▶ [Entries supplied]
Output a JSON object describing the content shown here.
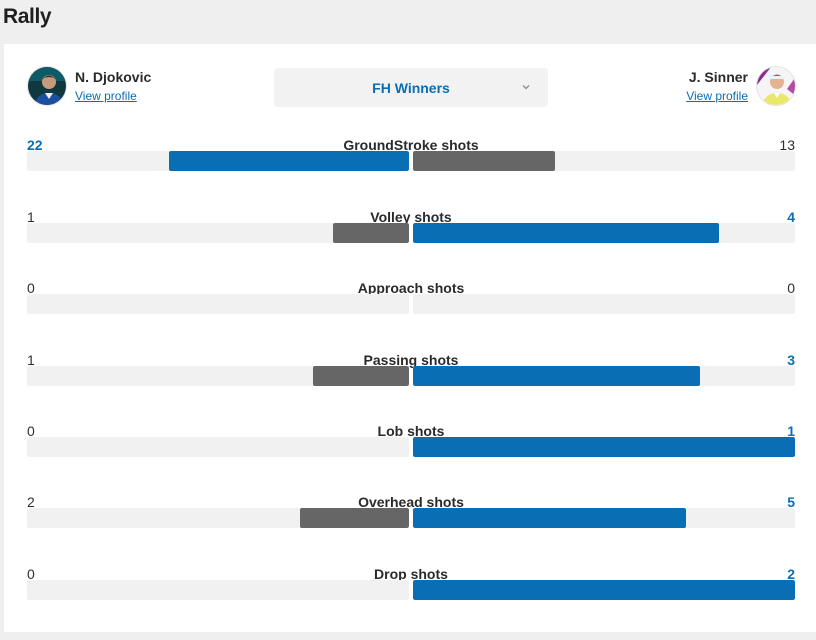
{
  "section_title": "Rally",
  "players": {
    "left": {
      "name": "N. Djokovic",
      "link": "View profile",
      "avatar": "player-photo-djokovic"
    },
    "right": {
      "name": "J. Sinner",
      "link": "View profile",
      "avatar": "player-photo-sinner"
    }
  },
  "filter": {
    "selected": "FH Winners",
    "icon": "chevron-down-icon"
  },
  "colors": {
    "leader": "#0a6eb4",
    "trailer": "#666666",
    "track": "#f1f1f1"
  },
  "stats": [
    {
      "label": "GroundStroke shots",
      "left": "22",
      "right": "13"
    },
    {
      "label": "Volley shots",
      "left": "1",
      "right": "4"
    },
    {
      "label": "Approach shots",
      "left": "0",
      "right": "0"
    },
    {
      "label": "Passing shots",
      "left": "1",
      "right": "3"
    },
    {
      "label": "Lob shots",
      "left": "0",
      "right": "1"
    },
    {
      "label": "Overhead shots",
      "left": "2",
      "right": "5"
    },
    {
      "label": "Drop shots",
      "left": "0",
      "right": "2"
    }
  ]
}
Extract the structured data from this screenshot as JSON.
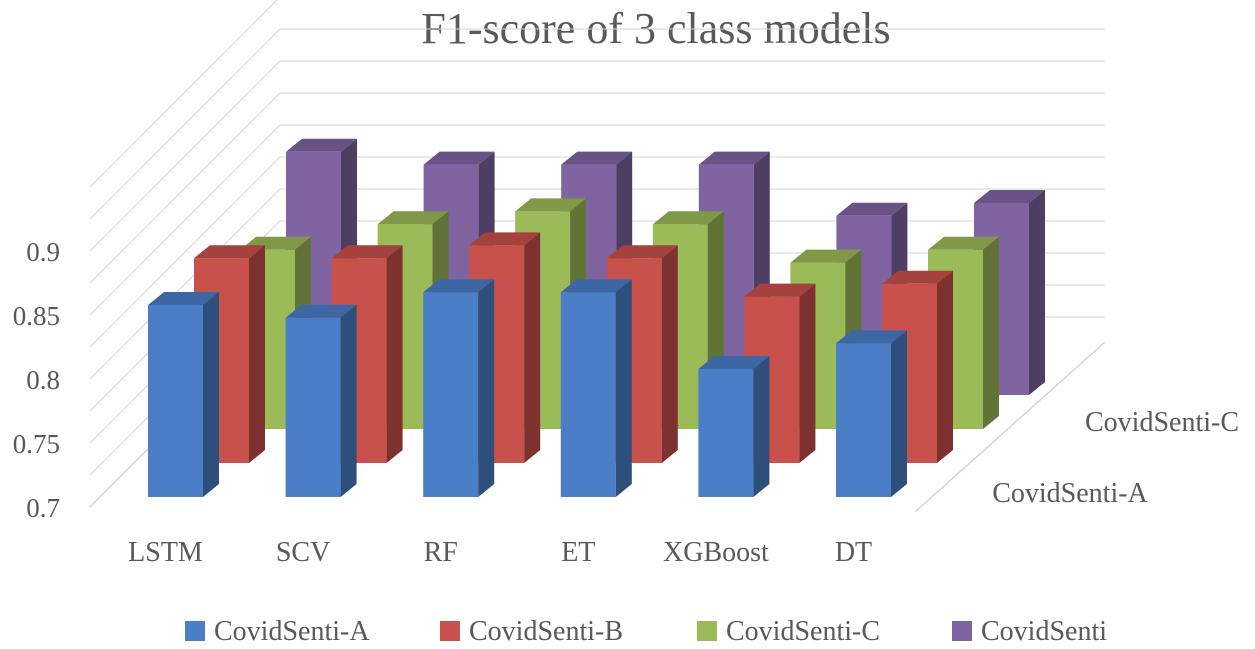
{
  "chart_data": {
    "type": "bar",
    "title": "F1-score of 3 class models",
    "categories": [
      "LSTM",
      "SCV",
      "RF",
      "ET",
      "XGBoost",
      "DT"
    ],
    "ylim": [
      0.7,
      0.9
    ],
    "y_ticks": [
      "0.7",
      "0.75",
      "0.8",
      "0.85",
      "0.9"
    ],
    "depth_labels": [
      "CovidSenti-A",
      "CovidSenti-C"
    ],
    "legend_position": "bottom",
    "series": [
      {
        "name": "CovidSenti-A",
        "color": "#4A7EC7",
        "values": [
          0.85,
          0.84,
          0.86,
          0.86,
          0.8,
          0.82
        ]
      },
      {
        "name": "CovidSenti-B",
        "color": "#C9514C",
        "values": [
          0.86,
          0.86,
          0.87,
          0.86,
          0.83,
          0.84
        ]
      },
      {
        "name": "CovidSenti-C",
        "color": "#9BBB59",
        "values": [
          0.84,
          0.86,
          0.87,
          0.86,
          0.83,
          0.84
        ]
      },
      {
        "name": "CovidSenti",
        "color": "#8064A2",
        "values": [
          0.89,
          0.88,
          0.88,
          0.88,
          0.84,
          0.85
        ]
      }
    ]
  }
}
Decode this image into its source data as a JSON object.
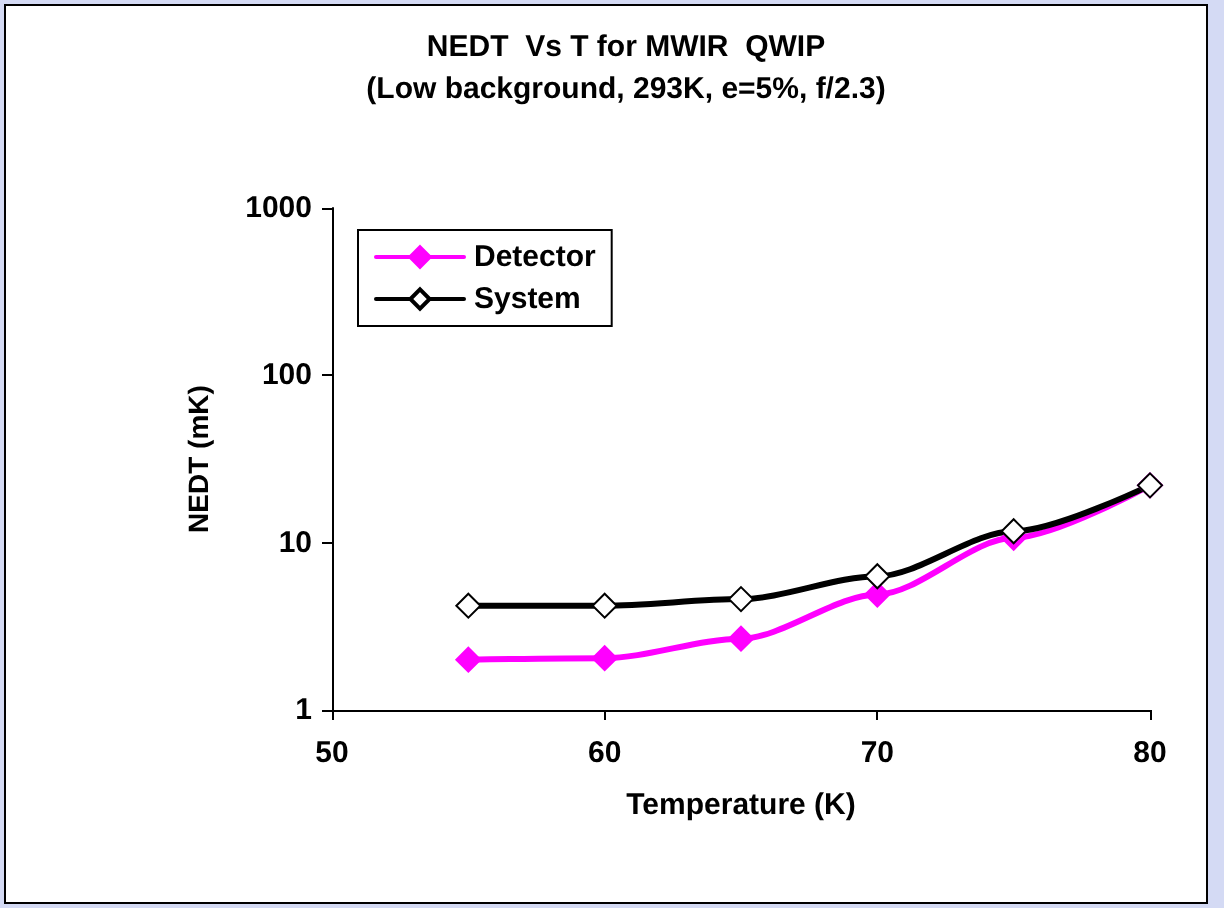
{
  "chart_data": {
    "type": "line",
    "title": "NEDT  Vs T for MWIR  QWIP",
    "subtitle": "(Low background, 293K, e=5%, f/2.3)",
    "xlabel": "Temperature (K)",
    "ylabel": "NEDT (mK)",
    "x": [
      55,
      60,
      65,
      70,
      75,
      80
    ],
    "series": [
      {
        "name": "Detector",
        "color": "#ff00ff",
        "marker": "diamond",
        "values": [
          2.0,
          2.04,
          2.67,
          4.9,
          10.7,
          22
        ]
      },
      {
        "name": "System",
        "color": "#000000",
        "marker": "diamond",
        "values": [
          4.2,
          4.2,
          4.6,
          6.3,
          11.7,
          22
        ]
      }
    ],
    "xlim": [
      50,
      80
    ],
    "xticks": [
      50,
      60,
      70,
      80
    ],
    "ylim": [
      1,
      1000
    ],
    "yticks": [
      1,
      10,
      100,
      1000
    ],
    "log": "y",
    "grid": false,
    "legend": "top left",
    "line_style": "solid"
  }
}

▶ [Your instructions]
Reproduce all of the data exactly; the pictures do not belong in the copy.

▶ [Result]
Output a JSON object describing the content shown here.
{
  "section_title": "Rally",
  "players": {
    "left": {
      "name": "N. Djokovic",
      "link": "View profile",
      "avatar": "player-photo-djokovic"
    },
    "right": {
      "name": "J. Sinner",
      "link": "View profile",
      "avatar": "player-photo-sinner"
    }
  },
  "filter": {
    "selected": "FH Winners",
    "icon": "chevron-down-icon"
  },
  "colors": {
    "leader": "#0a6eb4",
    "trailer": "#666666",
    "track": "#f1f1f1"
  },
  "stats": [
    {
      "label": "GroundStroke shots",
      "left": "22",
      "right": "13"
    },
    {
      "label": "Volley shots",
      "left": "1",
      "right": "4"
    },
    {
      "label": "Approach shots",
      "left": "0",
      "right": "0"
    },
    {
      "label": "Passing shots",
      "left": "1",
      "right": "3"
    },
    {
      "label": "Lob shots",
      "left": "0",
      "right": "1"
    },
    {
      "label": "Overhead shots",
      "left": "2",
      "right": "5"
    },
    {
      "label": "Drop shots",
      "left": "0",
      "right": "2"
    }
  ]
}
Extract the structured data from this screenshot as JSON.
{
  "chart_data": {
    "type": "bar",
    "title": "F1-score of 3 class models",
    "categories": [
      "LSTM",
      "SCV",
      "RF",
      "ET",
      "XGBoost",
      "DT"
    ],
    "ylim": [
      0.7,
      0.9
    ],
    "y_ticks": [
      "0.7",
      "0.75",
      "0.8",
      "0.85",
      "0.9"
    ],
    "depth_labels": [
      "CovidSenti-A",
      "CovidSenti-C"
    ],
    "legend_position": "bottom",
    "series": [
      {
        "name": "CovidSenti-A",
        "color": "#4A7EC7",
        "values": [
          0.85,
          0.84,
          0.86,
          0.86,
          0.8,
          0.82
        ]
      },
      {
        "name": "CovidSenti-B",
        "color": "#C9514C",
        "values": [
          0.86,
          0.86,
          0.87,
          0.86,
          0.83,
          0.84
        ]
      },
      {
        "name": "CovidSenti-C",
        "color": "#9BBB59",
        "values": [
          0.84,
          0.86,
          0.87,
          0.86,
          0.83,
          0.84
        ]
      },
      {
        "name": "CovidSenti",
        "color": "#8064A2",
        "values": [
          0.89,
          0.88,
          0.88,
          0.88,
          0.84,
          0.85
        ]
      }
    ]
  }
}
Decode this image into its source data as a JSON object.
{
  "chart_data": {
    "type": "line",
    "title": "NEDT  Vs T for MWIR  QWIP",
    "subtitle": "(Low background, 293K, e=5%, f/2.3)",
    "xlabel": "Temperature (K)",
    "ylabel": "NEDT (mK)",
    "x": [
      55,
      60,
      65,
      70,
      75,
      80
    ],
    "series": [
      {
        "name": "Detector",
        "color": "#ff00ff",
        "marker": "diamond",
        "values": [
          2.0,
          2.04,
          2.67,
          4.9,
          10.7,
          22
        ]
      },
      {
        "name": "System",
        "color": "#000000",
        "marker": "diamond",
        "values": [
          4.2,
          4.2,
          4.6,
          6.3,
          11.7,
          22
        ]
      }
    ],
    "xlim": [
      50,
      80
    ],
    "xticks": [
      50,
      60,
      70,
      80
    ],
    "ylim": [
      1,
      1000
    ],
    "yticks": [
      1,
      10,
      100,
      1000
    ],
    "log": "y",
    "grid": false,
    "legend": "top left",
    "line_style": "solid"
  }
}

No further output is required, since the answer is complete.